• **STATED TASK**
Within the listing below, locate all lines containing the word "display". Copy each one.

▼▼▼

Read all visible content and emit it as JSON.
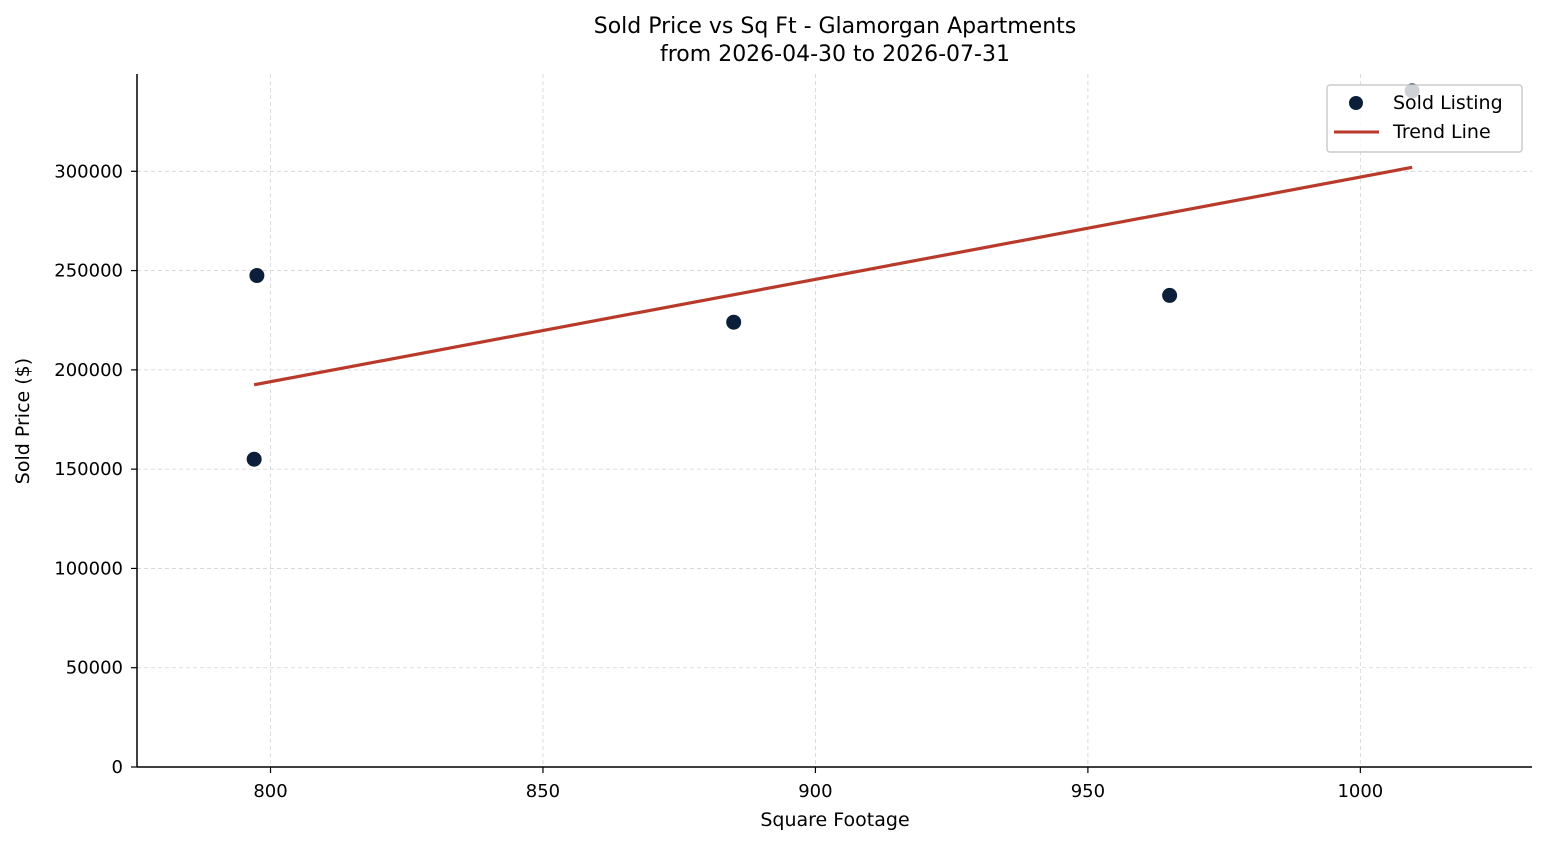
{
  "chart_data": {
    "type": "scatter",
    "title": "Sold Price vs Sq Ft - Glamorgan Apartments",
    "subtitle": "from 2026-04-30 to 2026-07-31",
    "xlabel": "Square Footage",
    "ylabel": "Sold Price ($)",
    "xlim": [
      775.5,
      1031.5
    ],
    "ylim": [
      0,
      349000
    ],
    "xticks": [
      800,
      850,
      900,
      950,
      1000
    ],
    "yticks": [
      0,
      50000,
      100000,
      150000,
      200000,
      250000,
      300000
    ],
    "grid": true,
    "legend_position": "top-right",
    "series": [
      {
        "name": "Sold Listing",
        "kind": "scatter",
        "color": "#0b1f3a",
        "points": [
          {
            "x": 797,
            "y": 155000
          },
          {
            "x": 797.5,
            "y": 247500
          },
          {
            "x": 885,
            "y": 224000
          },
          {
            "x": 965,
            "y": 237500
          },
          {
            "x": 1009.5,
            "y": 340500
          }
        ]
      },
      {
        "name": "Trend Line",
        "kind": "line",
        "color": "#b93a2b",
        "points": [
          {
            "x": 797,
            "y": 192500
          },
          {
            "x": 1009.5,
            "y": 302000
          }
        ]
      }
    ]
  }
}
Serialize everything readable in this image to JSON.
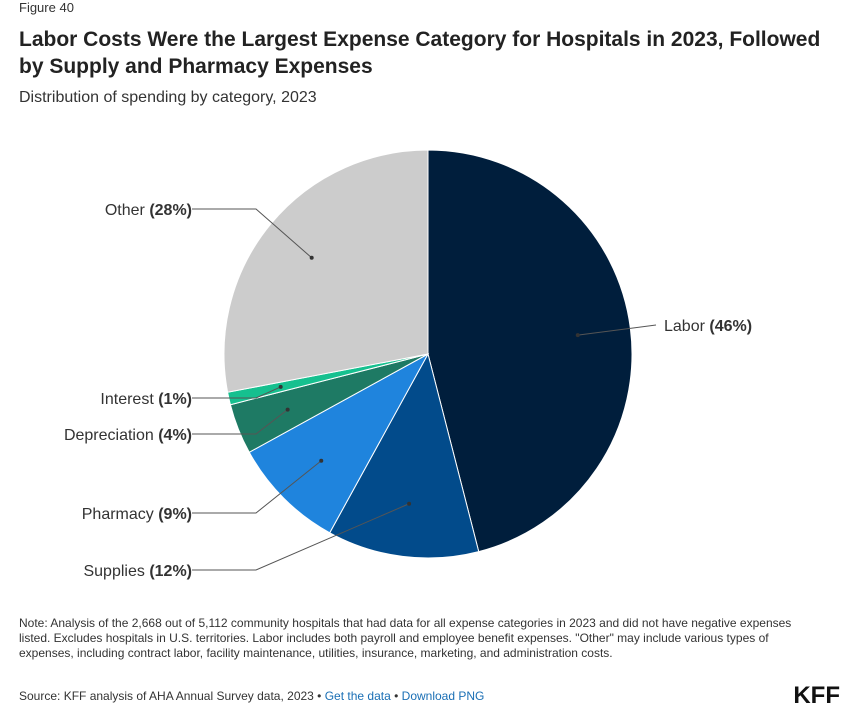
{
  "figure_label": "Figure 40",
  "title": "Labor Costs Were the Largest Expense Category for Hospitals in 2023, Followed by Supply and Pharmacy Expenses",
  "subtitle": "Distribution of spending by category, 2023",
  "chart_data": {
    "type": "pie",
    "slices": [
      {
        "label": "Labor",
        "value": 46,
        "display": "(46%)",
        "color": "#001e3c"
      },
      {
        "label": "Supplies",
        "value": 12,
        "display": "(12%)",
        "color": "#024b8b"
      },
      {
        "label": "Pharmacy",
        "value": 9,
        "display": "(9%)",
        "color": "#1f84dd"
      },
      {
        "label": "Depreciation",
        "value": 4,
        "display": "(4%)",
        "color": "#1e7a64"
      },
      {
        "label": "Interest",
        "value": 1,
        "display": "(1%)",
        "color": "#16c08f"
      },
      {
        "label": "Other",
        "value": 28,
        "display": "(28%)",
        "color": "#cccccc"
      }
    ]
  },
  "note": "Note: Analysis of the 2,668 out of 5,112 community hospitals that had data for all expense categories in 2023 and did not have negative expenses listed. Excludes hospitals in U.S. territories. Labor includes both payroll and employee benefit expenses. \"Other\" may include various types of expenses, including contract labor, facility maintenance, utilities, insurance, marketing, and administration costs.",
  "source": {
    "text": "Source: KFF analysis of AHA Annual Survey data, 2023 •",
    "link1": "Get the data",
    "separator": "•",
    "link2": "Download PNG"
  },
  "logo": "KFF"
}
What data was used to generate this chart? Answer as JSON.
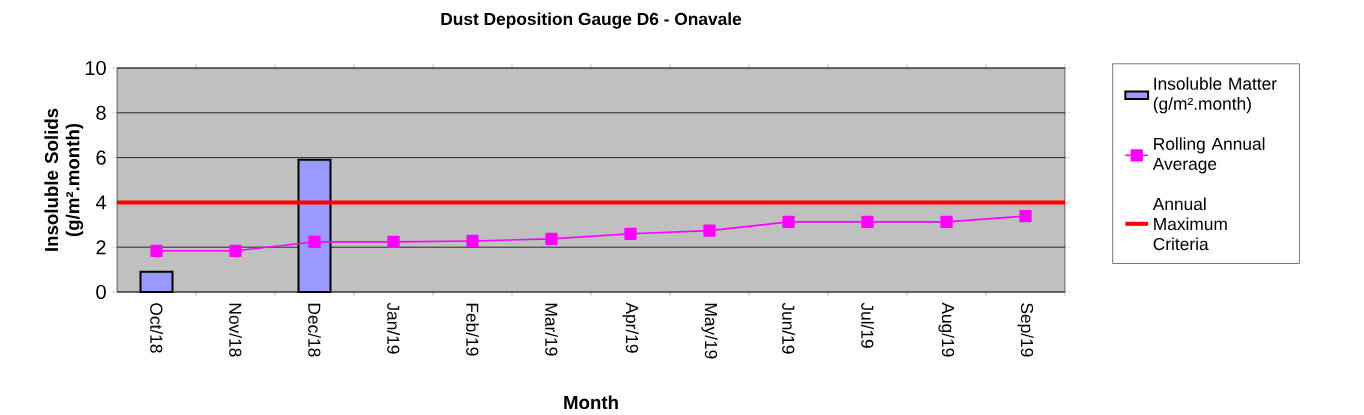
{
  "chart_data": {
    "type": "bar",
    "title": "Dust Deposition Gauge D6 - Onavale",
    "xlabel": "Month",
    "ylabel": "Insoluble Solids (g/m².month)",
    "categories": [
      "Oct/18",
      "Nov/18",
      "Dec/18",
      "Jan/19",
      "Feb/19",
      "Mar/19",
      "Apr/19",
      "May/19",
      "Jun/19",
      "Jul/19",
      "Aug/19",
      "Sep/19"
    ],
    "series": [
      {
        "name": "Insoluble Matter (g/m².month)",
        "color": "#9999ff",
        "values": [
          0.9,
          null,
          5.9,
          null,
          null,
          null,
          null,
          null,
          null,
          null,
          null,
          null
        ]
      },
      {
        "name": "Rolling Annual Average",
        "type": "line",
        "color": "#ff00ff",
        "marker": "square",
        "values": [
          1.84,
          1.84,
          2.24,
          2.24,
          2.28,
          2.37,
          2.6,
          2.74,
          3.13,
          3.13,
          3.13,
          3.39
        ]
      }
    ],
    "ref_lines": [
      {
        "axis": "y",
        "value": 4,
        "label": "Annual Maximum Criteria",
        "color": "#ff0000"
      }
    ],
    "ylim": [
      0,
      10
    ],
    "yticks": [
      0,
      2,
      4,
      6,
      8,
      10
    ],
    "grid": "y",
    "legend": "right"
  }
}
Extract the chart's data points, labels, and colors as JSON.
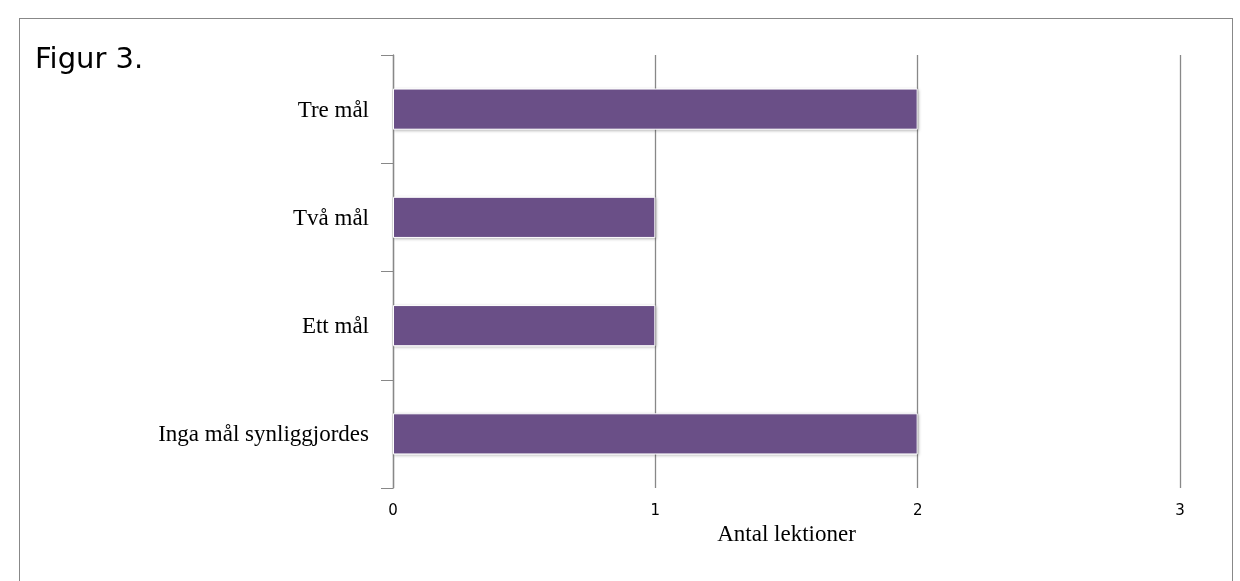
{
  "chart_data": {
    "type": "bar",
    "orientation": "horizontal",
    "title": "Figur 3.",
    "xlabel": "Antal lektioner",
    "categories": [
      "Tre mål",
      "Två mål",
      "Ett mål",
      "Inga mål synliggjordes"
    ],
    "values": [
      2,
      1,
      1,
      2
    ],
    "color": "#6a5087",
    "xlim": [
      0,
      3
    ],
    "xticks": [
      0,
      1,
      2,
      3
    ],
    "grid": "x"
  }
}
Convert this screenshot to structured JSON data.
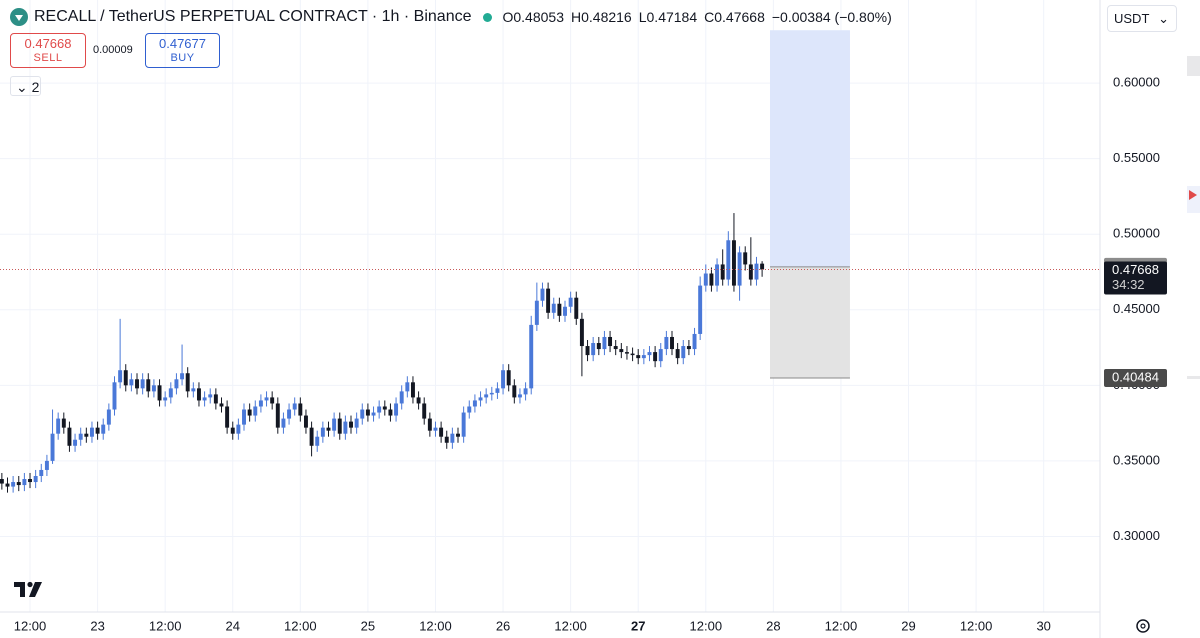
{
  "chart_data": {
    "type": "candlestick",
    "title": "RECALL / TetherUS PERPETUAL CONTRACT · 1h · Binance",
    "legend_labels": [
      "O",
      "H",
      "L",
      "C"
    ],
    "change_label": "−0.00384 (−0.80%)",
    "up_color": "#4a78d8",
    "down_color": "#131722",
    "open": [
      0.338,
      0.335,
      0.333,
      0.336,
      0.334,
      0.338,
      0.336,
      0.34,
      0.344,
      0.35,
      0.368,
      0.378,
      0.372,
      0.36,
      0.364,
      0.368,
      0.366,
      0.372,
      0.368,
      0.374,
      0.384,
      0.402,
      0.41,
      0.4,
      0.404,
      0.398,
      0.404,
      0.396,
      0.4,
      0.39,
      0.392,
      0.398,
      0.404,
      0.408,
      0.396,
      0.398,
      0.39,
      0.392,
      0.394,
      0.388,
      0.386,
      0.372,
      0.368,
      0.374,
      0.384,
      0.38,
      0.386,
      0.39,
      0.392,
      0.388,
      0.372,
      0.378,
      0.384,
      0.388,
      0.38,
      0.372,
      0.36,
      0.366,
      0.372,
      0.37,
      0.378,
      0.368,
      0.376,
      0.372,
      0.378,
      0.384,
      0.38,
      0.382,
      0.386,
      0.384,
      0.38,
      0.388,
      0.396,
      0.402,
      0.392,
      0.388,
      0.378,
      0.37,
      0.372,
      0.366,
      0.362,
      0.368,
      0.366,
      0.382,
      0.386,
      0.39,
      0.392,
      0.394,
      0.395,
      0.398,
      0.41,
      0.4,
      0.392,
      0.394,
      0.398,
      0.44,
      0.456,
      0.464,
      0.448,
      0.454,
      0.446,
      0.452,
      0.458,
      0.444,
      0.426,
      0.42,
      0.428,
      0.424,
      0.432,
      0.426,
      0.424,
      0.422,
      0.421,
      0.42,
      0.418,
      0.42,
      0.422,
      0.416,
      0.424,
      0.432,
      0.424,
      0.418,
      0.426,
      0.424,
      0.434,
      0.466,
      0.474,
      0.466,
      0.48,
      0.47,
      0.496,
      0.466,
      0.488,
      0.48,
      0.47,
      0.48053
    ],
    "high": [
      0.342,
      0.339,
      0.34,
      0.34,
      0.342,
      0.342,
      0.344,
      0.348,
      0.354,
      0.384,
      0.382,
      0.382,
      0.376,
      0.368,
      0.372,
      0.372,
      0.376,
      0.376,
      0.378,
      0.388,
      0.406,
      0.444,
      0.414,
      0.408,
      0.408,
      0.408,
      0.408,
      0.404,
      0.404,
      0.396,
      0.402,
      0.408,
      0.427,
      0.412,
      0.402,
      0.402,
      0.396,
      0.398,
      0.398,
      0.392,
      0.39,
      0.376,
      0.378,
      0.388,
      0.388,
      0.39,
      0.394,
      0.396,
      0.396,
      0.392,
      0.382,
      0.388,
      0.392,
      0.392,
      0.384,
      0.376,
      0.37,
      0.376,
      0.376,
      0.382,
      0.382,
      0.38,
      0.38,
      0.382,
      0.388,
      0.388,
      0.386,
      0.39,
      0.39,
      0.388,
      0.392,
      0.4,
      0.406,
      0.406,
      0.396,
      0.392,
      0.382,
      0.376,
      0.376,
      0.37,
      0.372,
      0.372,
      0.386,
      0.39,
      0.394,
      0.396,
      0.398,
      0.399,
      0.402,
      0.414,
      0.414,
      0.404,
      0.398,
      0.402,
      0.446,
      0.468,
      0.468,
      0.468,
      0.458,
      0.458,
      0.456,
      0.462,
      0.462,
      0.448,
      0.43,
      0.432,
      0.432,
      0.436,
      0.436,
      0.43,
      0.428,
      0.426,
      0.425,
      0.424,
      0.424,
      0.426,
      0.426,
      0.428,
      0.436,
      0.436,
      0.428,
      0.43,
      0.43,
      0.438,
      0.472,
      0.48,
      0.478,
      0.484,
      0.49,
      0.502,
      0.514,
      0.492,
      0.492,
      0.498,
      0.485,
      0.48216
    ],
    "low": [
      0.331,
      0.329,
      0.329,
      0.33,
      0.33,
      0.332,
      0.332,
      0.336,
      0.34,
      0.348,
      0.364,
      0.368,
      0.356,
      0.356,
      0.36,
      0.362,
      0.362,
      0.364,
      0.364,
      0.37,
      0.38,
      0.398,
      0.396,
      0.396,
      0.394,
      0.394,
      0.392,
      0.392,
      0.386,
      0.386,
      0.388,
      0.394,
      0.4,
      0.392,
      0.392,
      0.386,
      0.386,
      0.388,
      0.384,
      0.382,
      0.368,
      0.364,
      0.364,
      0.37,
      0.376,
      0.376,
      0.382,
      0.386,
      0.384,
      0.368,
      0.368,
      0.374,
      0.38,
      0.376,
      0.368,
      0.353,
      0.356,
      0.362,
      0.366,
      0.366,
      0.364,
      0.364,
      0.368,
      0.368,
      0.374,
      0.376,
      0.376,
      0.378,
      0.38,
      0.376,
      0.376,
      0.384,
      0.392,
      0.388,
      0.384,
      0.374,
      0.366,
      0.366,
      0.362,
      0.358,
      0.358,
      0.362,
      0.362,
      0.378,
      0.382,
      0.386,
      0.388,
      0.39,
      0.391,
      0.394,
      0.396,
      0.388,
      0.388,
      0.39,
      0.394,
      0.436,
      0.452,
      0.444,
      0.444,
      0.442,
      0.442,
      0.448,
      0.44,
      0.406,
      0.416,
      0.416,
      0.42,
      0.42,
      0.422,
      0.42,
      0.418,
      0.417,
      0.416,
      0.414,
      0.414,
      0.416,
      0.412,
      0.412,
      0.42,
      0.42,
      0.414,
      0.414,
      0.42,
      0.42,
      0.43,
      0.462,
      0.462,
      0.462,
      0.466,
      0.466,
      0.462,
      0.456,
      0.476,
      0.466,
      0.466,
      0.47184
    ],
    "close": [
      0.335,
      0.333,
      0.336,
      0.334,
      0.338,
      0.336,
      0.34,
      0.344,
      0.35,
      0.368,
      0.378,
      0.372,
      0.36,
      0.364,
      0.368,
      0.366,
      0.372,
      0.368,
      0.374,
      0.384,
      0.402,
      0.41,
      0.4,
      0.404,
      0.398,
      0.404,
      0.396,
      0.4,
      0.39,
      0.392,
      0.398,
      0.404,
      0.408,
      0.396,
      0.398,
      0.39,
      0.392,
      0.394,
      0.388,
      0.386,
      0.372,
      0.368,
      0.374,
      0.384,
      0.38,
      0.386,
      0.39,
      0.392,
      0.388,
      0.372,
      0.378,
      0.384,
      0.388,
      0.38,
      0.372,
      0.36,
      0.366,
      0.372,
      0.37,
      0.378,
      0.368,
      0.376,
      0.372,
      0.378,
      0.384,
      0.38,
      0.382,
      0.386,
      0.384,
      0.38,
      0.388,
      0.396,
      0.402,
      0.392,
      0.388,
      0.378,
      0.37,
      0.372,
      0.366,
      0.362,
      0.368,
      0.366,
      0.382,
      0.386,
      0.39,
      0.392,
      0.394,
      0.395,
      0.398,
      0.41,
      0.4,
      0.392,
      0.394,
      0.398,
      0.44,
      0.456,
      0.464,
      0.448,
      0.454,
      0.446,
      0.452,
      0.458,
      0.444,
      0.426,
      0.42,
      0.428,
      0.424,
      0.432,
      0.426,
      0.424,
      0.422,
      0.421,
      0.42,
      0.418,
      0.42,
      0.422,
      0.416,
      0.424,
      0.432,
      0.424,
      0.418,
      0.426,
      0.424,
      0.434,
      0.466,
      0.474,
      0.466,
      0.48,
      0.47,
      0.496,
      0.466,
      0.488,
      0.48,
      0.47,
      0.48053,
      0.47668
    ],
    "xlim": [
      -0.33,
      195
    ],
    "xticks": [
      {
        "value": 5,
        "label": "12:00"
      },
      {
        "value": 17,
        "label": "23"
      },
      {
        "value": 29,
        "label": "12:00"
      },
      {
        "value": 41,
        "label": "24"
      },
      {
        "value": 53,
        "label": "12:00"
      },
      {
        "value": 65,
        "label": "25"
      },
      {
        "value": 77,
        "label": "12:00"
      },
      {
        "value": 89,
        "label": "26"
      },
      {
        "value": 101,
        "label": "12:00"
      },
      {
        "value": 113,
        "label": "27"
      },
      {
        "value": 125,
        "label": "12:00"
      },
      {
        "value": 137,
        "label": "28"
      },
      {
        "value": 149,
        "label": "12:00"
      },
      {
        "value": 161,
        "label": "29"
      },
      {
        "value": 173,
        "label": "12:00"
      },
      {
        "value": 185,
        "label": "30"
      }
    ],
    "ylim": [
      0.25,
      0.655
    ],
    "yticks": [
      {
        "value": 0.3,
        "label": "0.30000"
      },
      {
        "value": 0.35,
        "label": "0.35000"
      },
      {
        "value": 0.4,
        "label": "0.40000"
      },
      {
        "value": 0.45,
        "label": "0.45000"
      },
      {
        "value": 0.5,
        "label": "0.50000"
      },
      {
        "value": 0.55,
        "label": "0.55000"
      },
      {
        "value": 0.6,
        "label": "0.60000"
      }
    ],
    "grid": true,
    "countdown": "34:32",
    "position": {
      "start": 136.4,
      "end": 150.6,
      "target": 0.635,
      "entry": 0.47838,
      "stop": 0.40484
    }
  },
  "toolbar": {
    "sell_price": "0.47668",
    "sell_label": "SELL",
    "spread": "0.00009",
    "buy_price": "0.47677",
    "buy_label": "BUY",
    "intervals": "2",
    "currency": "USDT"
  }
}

▲▲▲

• **RESPONSE**
        "display": "(46%)",
        "display": "(12%)",
        "display": "(9%)",
        "display": "(4%)",
        "display": "(1%)",
        "display": "(28%)",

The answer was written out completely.